• **What to do**: Reproduce every entry exactly.

• **Entries provided**:

---------------

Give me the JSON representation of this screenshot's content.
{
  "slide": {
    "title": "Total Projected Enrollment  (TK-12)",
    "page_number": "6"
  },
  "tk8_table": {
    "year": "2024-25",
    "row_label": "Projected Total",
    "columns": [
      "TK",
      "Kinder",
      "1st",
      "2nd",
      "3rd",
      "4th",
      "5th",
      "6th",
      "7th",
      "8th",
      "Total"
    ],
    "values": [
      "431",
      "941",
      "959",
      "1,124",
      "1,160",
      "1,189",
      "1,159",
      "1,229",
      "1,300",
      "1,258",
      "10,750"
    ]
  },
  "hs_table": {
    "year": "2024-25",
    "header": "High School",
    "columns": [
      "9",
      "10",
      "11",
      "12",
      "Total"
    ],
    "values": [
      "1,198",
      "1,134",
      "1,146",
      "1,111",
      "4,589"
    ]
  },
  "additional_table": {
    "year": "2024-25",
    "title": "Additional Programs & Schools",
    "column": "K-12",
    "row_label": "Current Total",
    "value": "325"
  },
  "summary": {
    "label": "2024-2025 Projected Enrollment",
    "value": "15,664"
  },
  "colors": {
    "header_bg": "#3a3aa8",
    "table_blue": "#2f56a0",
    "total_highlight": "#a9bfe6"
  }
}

---------------

• **The result**:
Give me the JSON representation of this screenshot's content.
{
  "slide": {
    "title": "Total Projected Enrollment  (TK-12)",
    "page_number": "6"
  },
  "tk8_table": {
    "year": "2024-25",
    "row_label": "Projected Total",
    "columns": [
      "TK",
      "Kinder",
      "1st",
      "2nd",
      "3rd",
      "4th",
      "5th",
      "6th",
      "7th",
      "8th",
      "Total"
    ],
    "values": [
      "431",
      "941",
      "959",
      "1,124",
      "1,160",
      "1,189",
      "1,159",
      "1,229",
      "1,300",
      "1,258",
      "10,750"
    ]
  },
  "hs_table": {
    "year": "2024-25",
    "header": "High School",
    "columns": [
      "9",
      "10",
      "11",
      "12",
      "Total"
    ],
    "values": [
      "1,198",
      "1,134",
      "1,146",
      "1,111",
      "4,589"
    ]
  },
  "additional_table": {
    "year": "2024-25",
    "title": "Additional Programs & Schools",
    "column": "K-12",
    "row_label": "Current Total",
    "value": "325"
  },
  "summary": {
    "label": "2024-2025 Projected Enrollment",
    "value": "15,664"
  },
  "colors": {
    "header_bg": "#3a3aa8",
    "table_blue": "#2f56a0",
    "total_highlight": "#a9bfe6"
  }
}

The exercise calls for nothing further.